-- EXERCISE INPUTS --
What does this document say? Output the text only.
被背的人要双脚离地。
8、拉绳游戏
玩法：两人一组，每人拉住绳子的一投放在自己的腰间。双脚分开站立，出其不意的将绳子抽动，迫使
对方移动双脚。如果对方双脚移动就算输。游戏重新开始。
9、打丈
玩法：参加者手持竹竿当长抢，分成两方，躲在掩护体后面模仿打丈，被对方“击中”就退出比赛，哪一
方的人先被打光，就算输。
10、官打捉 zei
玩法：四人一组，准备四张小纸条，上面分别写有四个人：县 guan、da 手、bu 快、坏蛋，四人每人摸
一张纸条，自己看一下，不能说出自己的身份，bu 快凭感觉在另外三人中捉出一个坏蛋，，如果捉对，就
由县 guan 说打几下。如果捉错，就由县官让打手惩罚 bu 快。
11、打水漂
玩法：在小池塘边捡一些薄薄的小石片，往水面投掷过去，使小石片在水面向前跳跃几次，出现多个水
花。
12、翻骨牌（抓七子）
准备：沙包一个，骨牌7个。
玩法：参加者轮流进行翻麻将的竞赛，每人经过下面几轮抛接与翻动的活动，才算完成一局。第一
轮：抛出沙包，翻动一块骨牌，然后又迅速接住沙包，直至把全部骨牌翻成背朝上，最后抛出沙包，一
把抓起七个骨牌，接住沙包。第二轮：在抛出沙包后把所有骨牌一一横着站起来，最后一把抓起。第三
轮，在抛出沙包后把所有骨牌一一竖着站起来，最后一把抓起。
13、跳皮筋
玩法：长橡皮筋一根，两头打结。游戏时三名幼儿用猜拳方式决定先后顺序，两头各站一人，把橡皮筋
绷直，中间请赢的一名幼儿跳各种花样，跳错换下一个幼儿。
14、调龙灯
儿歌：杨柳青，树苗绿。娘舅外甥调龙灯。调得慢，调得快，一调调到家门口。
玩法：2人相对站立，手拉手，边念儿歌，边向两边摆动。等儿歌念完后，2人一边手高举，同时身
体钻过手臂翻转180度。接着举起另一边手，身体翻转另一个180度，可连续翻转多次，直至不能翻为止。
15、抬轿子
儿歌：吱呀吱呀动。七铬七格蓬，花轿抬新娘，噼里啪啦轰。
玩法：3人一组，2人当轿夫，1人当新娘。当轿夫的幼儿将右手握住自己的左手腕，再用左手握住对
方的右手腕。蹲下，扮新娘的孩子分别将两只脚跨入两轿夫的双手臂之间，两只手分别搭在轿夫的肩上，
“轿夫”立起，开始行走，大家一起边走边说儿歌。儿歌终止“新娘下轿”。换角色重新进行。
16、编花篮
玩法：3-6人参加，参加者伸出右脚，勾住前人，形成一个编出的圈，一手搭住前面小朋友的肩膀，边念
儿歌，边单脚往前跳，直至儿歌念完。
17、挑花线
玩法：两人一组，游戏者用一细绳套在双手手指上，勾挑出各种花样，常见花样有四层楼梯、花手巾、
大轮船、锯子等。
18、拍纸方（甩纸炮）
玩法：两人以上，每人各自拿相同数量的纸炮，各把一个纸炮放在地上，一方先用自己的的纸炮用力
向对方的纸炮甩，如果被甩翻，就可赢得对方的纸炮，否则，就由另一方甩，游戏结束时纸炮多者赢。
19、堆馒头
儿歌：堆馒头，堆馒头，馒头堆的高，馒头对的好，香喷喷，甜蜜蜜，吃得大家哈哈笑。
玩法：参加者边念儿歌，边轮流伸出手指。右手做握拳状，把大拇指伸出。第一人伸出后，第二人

-- WRITTEN EXERCISE --
Write down all the entries again without a single difference.

-- WORKED ANSWER --
What does this document say? Output the text only.
被背的人要双脚离地。
8、拉绳游戏
玩法：两人一组，每人拉住绳子的一投放在自己的腰间。双脚分开站立，出其不意的将绳子抽动，迫使
对方移动双脚。如果对方双脚移动就算输。游戏重新开始。
9、打丈
玩法：参加者手持竹竿当长抢，分成两方，躲在掩护体后面模仿打丈，被对方“击中”就退出比赛，哪一
方的人先被打光，就算输。
10、官打捉 zei
玩法：四人一组，准备四张小纸条，上面分别写有四个人：县 guan、da 手、bu 快、坏蛋，四人每人摸
一张纸条，自己看一下，不能说出自己的身份，bu 快凭感觉在另外三人中捉出一个坏蛋，，如果捉对，就
由县 guan 说打几下。如果捉错，就由县官让打手惩罚 bu 快。
11、打水漂
玩法：在小池塘边捡一些薄薄的小石片，往水面投掷过去，使小石片在水面向前跳跃几次，出现多个水
花。
12、翻骨牌（抓七子）
准备：沙包一个，骨牌7个。
玩法：参加者轮流进行翻麻将的竞赛，每人经过下面几轮抛接与翻动的活动，才算完成一局。第一
轮：抛出沙包，翻动一块骨牌，然后又迅速接住沙包，直至把全部骨牌翻成背朝上，最后抛出沙包，一
把抓起七个骨牌，接住沙包。第二轮：在抛出沙包后把所有骨牌一一横着站起来，最后一把抓起。第三
轮，在抛出沙包后把所有骨牌一一竖着站起来，最后一把抓起。
13、跳皮筋
玩法：长橡皮筋一根，两头打结。游戏时三名幼儿用猜拳方式决定先后顺序，两头各站一人，把橡皮筋
绷直，中间请赢的一名幼儿跳各种花样，跳错换下一个幼儿。
14、调龙灯
儿歌：杨柳青，树苗绿。娘舅外甥调龙灯。调得慢，调得快，一调调到家门口。
玩法：2人相对站立，手拉手，边念儿歌，边向两边摆动。等儿歌念完后，2人一边手高举，同时身
体钻过手臂翻转180度。接着举起另一边手，身体翻转另一个180度，可连续翻转多次，直至不能翻为止。
15、抬轿子
儿歌：吱呀吱呀动。七铬七格蓬，花轿抬新娘，噼里啪啦轰。
玩法：3人一组，2人当轿夫，1人当新娘。当轿夫的幼儿将右手握住自己的左手腕，再用左手握住对
方的右手腕。蹲下，扮新娘的孩子分别将两只脚跨入两轿夫的双手臂之间，两只手分别搭在轿夫的肩上，
“轿夫”立起，开始行走，大家一起边走边说儿歌。儿歌终止“新娘下轿”。换角色重新进行。
16、编花篮
玩法：3-6人参加，参加者伸出右脚，勾住前人，形成一个编出的圈，一手搭住前面小朋友的肩膀，边念
儿歌，边单脚往前跳，直至儿歌念完。
17、挑花线
玩法：两人一组，游戏者用一细绳套在双手手指上，勾挑出各种花样，常见花样有四层楼梯、花手巾、
大轮船、锯子等。
18、拍纸方（甩纸炮）
玩法：两人以上，每人各自拿相同数量的纸炮，各把一个纸炮放在地上，一方先用自己的的纸炮用力
向对方的纸炮甩，如果被甩翻，就可赢得对方的纸炮，否则，就由另一方甩，游戏结束时纸炮多者赢。
19、堆馒头
儿歌：堆馒头，堆馒头，馒头堆的高，馒头对的好，香喷喷，甜蜜蜜，吃得大家哈哈笑。
玩法：参加者边念儿歌，边轮流伸出手指。右手做握拳状，把大拇指伸出。第一人伸出后，第二人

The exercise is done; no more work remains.